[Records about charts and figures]
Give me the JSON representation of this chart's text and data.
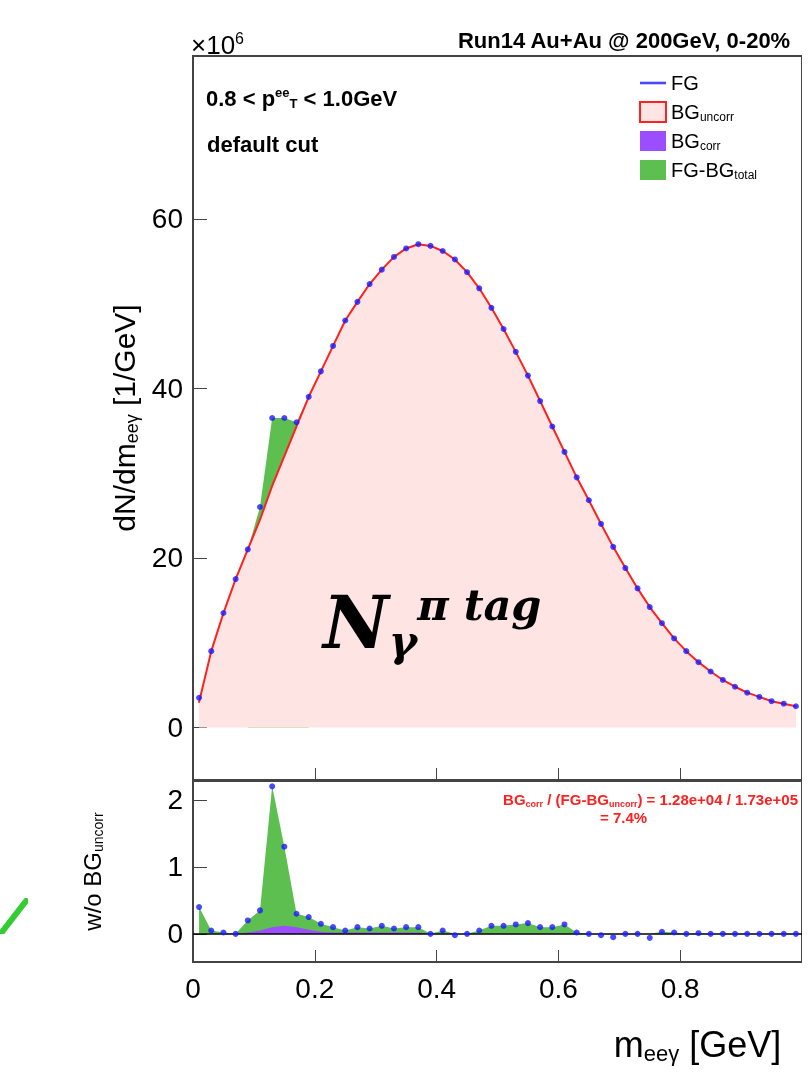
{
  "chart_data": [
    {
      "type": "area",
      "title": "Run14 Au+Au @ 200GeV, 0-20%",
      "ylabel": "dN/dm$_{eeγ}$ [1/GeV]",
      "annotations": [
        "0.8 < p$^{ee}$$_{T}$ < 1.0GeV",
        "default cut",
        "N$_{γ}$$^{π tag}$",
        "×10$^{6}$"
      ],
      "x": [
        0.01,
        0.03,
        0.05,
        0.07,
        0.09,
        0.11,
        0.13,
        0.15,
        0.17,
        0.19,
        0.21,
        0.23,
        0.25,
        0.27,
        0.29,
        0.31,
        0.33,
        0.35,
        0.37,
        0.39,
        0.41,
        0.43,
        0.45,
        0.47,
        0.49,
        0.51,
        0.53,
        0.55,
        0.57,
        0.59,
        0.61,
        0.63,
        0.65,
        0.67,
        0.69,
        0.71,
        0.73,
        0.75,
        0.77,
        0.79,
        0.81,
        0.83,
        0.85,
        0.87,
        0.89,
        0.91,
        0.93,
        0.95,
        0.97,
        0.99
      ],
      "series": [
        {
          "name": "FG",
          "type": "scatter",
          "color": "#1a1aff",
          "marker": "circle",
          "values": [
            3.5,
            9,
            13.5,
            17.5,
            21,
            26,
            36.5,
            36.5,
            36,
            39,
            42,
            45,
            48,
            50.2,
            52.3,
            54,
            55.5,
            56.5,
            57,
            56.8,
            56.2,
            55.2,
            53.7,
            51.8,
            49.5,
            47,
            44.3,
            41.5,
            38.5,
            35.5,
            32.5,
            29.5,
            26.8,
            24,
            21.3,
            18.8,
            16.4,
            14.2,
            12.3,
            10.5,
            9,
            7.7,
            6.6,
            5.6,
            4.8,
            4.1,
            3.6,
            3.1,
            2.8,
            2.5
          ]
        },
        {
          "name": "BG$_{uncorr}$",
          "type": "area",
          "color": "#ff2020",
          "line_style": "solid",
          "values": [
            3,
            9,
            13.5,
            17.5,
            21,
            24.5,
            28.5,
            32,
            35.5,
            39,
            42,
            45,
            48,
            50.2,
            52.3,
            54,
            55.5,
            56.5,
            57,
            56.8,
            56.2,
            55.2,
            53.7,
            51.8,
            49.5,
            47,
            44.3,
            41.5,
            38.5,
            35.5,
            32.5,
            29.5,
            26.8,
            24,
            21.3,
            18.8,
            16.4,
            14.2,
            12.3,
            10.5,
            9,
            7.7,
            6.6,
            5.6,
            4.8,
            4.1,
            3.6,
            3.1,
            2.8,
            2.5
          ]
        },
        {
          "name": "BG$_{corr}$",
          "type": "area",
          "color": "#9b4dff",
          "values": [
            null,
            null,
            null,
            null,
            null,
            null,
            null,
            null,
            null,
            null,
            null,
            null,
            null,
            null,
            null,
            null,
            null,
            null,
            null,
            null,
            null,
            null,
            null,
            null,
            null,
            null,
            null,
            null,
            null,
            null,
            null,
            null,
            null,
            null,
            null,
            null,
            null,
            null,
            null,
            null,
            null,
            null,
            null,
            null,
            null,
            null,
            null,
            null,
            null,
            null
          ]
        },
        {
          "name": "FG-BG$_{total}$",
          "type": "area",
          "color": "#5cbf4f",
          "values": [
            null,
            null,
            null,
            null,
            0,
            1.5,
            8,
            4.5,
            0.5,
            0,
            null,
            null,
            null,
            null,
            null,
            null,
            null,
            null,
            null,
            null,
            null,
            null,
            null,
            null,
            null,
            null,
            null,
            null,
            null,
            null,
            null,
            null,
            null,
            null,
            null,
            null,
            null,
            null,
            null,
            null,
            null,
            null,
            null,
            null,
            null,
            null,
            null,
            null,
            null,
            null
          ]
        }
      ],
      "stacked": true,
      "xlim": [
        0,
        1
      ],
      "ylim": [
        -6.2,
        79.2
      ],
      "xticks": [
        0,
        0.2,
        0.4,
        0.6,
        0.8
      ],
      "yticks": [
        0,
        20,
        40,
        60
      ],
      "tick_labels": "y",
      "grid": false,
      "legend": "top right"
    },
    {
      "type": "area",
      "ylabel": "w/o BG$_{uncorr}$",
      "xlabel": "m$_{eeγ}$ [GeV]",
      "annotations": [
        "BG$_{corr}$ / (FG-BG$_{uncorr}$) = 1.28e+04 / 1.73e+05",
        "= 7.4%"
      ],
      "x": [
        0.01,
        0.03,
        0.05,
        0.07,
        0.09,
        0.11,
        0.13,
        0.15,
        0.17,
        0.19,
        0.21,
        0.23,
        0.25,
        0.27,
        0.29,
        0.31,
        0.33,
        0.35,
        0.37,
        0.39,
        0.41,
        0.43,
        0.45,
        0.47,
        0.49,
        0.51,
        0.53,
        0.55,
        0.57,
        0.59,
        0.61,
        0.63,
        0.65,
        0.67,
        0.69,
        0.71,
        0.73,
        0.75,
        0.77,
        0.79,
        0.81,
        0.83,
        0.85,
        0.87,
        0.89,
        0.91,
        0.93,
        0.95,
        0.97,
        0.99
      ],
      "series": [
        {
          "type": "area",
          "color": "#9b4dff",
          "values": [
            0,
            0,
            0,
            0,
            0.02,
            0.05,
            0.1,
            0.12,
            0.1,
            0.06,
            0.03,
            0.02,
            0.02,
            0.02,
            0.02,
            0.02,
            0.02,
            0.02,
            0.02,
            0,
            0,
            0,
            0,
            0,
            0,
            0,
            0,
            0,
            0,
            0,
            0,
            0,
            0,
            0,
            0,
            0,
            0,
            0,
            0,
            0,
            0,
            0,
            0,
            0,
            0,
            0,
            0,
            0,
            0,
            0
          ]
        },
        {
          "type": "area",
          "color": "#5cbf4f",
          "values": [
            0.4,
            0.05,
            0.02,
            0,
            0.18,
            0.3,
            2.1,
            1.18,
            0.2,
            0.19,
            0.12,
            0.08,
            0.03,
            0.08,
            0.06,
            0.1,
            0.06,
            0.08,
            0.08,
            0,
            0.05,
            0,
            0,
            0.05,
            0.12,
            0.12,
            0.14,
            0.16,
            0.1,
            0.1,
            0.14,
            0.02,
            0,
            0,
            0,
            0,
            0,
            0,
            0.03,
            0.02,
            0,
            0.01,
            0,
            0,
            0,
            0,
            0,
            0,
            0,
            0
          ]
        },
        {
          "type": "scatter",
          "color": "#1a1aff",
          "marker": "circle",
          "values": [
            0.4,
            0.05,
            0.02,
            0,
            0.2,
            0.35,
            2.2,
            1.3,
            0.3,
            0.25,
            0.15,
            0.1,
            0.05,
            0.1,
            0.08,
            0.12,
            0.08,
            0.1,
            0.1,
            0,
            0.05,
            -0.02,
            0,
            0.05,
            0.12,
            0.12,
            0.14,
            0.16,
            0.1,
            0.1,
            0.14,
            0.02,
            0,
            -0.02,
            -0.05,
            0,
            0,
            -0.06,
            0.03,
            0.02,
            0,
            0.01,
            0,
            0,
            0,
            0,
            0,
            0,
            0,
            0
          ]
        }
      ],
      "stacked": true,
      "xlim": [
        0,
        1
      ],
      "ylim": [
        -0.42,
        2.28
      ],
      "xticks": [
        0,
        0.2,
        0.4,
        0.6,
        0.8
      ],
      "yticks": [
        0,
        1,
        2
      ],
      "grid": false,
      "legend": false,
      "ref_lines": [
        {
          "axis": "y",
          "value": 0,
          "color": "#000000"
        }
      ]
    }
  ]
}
==
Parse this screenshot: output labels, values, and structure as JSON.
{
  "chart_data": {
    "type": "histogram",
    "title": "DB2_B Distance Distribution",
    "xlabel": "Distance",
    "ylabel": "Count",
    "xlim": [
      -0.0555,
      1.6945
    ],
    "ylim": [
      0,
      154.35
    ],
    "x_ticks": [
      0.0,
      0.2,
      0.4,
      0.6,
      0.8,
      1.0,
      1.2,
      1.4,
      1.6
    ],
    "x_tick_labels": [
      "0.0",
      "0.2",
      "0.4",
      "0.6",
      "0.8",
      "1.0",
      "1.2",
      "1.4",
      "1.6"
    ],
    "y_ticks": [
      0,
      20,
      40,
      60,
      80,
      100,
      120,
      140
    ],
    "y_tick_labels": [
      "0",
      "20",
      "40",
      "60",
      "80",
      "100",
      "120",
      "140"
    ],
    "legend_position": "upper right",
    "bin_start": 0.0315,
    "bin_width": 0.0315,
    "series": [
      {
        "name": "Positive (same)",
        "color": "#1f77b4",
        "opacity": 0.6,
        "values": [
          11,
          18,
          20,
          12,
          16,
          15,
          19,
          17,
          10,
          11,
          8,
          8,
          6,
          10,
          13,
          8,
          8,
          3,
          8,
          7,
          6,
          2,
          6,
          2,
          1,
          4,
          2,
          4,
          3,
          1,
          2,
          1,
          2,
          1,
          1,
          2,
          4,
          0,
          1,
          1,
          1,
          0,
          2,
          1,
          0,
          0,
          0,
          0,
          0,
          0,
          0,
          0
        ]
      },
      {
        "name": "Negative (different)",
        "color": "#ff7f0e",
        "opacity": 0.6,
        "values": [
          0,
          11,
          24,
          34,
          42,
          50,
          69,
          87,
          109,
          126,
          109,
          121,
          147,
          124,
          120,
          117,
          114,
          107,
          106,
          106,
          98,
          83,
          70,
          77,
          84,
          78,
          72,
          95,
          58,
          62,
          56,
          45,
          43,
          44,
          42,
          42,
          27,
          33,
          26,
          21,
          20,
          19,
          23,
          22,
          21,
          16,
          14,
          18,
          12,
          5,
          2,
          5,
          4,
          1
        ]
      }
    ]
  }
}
==
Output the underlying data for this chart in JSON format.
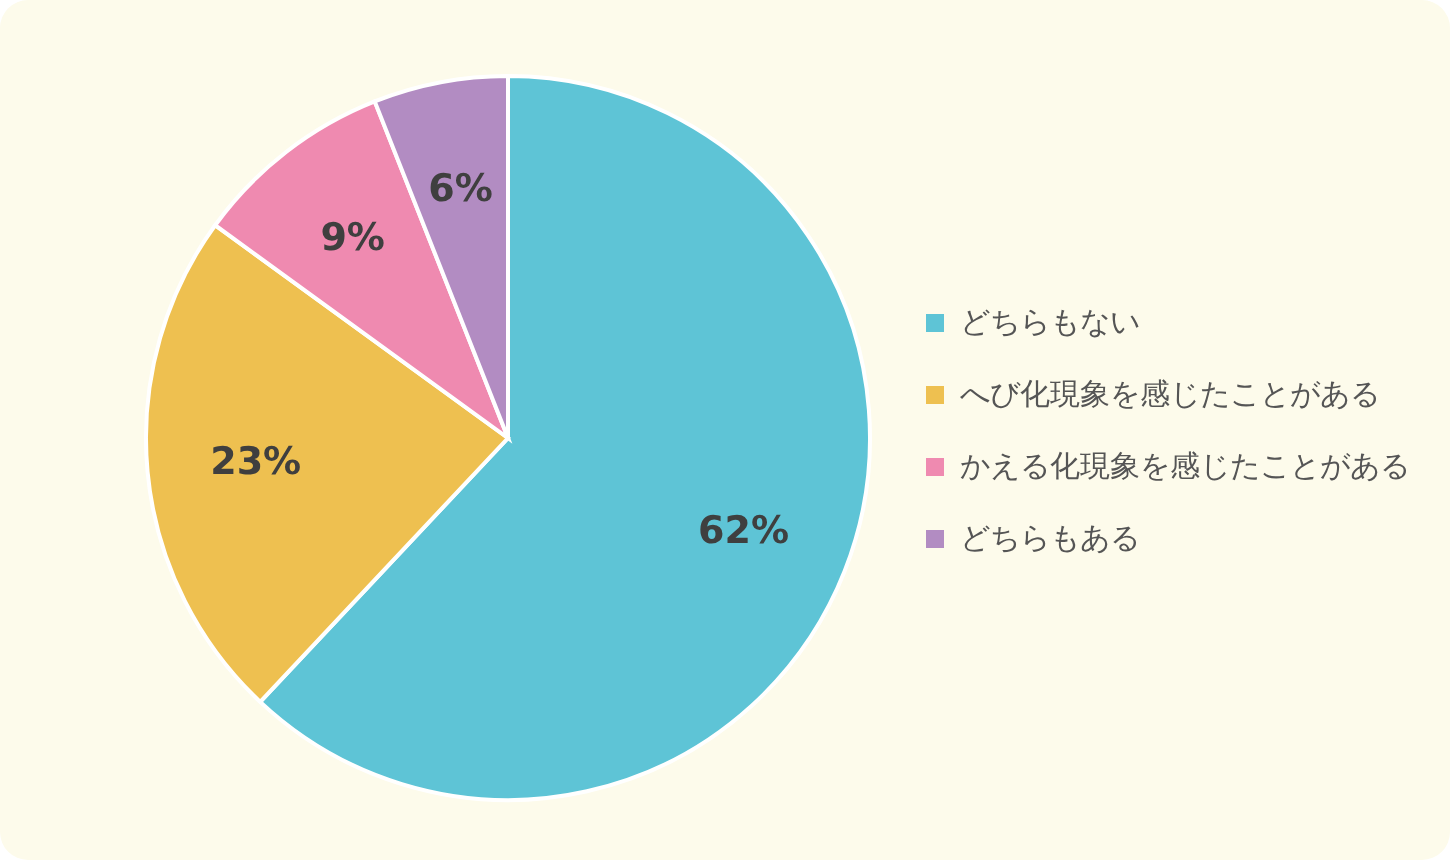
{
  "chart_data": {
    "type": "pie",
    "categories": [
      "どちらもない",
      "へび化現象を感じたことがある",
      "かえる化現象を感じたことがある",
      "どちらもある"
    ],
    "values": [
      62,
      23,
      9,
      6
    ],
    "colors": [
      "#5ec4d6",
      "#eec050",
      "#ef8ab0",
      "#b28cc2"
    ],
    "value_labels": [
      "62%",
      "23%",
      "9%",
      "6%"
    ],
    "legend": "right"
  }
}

- **Exercise description**: State only how many lines in the material include "name".

- **Task output**: 6